-- START OF PROVIDED DATA --

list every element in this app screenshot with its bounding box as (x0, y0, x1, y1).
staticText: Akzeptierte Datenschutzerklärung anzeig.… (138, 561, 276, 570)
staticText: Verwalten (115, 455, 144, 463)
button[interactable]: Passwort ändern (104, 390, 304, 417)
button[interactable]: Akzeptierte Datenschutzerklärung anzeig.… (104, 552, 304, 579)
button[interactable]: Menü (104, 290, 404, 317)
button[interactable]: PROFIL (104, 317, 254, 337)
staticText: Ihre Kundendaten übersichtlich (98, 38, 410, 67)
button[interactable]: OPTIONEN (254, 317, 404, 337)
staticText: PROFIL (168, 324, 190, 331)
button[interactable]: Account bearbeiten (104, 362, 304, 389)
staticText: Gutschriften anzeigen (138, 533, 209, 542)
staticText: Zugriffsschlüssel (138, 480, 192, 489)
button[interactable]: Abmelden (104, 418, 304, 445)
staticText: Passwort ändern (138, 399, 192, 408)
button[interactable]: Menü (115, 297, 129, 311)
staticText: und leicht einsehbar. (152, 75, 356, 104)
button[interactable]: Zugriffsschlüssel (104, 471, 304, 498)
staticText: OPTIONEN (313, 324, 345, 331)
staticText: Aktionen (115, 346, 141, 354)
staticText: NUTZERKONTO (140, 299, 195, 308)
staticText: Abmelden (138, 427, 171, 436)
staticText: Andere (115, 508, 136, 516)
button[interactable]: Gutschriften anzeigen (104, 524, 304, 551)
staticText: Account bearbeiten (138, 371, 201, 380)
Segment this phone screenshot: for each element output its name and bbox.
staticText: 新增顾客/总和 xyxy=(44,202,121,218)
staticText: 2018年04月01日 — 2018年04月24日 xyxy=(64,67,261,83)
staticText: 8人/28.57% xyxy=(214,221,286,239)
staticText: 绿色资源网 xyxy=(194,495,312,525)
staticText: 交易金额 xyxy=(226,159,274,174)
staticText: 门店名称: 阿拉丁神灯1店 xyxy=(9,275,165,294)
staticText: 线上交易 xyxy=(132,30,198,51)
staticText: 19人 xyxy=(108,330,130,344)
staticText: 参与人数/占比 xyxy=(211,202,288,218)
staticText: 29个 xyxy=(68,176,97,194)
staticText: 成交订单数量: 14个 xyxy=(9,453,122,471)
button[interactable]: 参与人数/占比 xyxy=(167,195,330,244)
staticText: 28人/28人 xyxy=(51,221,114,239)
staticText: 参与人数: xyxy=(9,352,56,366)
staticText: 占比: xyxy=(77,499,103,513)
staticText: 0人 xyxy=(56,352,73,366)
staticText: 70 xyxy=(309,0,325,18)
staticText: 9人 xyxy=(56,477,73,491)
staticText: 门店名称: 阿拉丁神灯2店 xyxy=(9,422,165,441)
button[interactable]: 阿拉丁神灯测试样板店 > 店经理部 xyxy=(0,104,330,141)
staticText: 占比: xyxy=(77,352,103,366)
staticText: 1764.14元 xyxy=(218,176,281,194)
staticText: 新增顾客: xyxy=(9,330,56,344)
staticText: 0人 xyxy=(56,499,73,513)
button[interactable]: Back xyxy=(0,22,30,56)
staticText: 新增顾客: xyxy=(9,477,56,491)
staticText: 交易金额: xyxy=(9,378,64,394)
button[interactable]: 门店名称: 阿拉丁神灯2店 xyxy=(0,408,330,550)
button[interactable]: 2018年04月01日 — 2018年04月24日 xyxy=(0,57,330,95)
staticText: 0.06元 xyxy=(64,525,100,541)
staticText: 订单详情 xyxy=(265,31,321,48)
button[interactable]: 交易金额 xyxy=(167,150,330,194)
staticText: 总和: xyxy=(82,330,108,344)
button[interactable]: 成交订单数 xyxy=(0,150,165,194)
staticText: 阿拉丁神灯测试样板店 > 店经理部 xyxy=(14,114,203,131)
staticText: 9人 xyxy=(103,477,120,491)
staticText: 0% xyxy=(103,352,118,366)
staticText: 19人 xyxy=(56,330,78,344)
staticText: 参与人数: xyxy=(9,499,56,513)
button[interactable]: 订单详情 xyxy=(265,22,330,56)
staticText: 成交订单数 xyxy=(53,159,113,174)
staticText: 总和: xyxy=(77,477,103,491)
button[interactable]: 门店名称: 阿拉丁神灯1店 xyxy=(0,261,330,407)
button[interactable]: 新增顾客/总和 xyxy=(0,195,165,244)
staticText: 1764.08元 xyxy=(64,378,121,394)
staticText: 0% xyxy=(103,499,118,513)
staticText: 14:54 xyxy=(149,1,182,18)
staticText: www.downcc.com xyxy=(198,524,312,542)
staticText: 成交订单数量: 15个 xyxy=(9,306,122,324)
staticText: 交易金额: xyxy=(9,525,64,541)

-- END OF PROVIDED DATA --

Retype every line of the rows above exactly, with no changes.

list every element in this app screenshot with its bounding box as (x0, y0, x1, y1).
staticText: Akzeptierte Datenschutzerklärung anzeig.… (138, 561, 276, 570)
staticText: Verwalten (115, 455, 144, 463)
button[interactable]: Passwort ändern (104, 390, 304, 417)
button[interactable]: Akzeptierte Datenschutzerklärung anzeig.… (104, 552, 304, 579)
button[interactable]: Menü (104, 290, 404, 317)
button[interactable]: PROFIL (104, 317, 254, 337)
staticText: Ihre Kundendaten übersichtlich (98, 38, 410, 67)
button[interactable]: OPTIONEN (254, 317, 404, 337)
staticText: PROFIL (168, 324, 190, 331)
button[interactable]: Account bearbeiten (104, 362, 304, 389)
staticText: Gutschriften anzeigen (138, 533, 209, 542)
staticText: Zugriffsschlüssel (138, 480, 192, 489)
button[interactable]: Abmelden (104, 418, 304, 445)
staticText: Passwort ändern (138, 399, 192, 408)
button[interactable]: Menü (115, 297, 129, 311)
staticText: und leicht einsehbar. (152, 75, 356, 104)
button[interactable]: Zugriffsschlüssel (104, 471, 304, 498)
staticText: OPTIONEN (313, 324, 345, 331)
staticText: Aktionen (115, 346, 141, 354)
staticText: NUTZERKONTO (140, 299, 195, 308)
staticText: Abmelden (138, 427, 171, 436)
staticText: Andere (115, 508, 136, 516)
button[interactable]: Gutschriften anzeigen (104, 524, 304, 551)
staticText: Account bearbeiten (138, 371, 201, 380)
Segment this phone screenshot: for each element output its name and bbox.
staticText: 新增顾客/总和 xyxy=(44,202,121,218)
staticText: 2018年04月01日 — 2018年04月24日 xyxy=(64,67,261,83)
staticText: 8人/28.57% xyxy=(214,221,286,239)
staticText: 绿色资源网 xyxy=(194,495,312,525)
staticText: 交易金额 xyxy=(226,159,274,174)
staticText: 门店名称: 阿拉丁神灯1店 xyxy=(9,275,165,294)
staticText: 线上交易 xyxy=(132,30,198,51)
staticText: 19人 xyxy=(108,330,130,344)
staticText: 参与人数/占比 xyxy=(211,202,288,218)
staticText: 29个 xyxy=(68,176,97,194)
staticText: 成交订单数量: 14个 xyxy=(9,453,122,471)
button[interactable]: 参与人数/占比 xyxy=(167,195,330,244)
staticText: 28人/28人 xyxy=(51,221,114,239)
staticText: 参与人数: xyxy=(9,352,56,366)
staticText: 占比: xyxy=(77,499,103,513)
staticText: 0人 xyxy=(56,352,73,366)
staticText: 70 xyxy=(309,0,325,18)
staticText: 9人 xyxy=(56,477,73,491)
staticText: 门店名称: 阿拉丁神灯2店 xyxy=(9,422,165,441)
button[interactable]: 阿拉丁神灯测试样板店 > 店经理部 xyxy=(0,104,330,141)
staticText: 占比: xyxy=(77,352,103,366)
staticText: 1764.14元 xyxy=(218,176,281,194)
staticText: 新增顾客: xyxy=(9,330,56,344)
staticText: 0人 xyxy=(56,499,73,513)
button[interactable]: Back xyxy=(0,22,30,56)
staticText: 新增顾客: xyxy=(9,477,56,491)
staticText: 交易金额: xyxy=(9,378,64,394)
button[interactable]: 门店名称: 阿拉丁神灯2店 xyxy=(0,408,330,550)
button[interactable]: 2018年04月01日 — 2018年04月24日 xyxy=(0,57,330,95)
staticText: 0.06元 xyxy=(64,525,100,541)
staticText: 订单详情 xyxy=(265,31,321,48)
button[interactable]: 交易金额 xyxy=(167,150,330,194)
staticText: 总和: xyxy=(82,330,108,344)
button[interactable]: 成交订单数 xyxy=(0,150,165,194)
staticText: 阿拉丁神灯测试样板店 > 店经理部 xyxy=(14,114,203,131)
staticText: 9人 xyxy=(103,477,120,491)
staticText: 0% xyxy=(103,352,118,366)
staticText: 19人 xyxy=(56,330,78,344)
staticText: 参与人数: xyxy=(9,499,56,513)
button[interactable]: 订单详情 xyxy=(265,22,330,56)
staticText: 成交订单数 xyxy=(53,159,113,174)
staticText: 总和: xyxy=(77,477,103,491)
button[interactable]: 门店名称: 阿拉丁神灯1店 xyxy=(0,261,330,407)
button[interactable]: 新增顾客/总和 xyxy=(0,195,165,244)
staticText: 1764.08元 xyxy=(64,378,121,394)
staticText: 0% xyxy=(103,499,118,513)
staticText: 14:54 xyxy=(149,1,182,18)
staticText: www.downcc.com xyxy=(198,524,312,542)
staticText: 成交订单数量: 15个 xyxy=(9,306,122,324)
staticText: 交易金额: xyxy=(9,525,64,541)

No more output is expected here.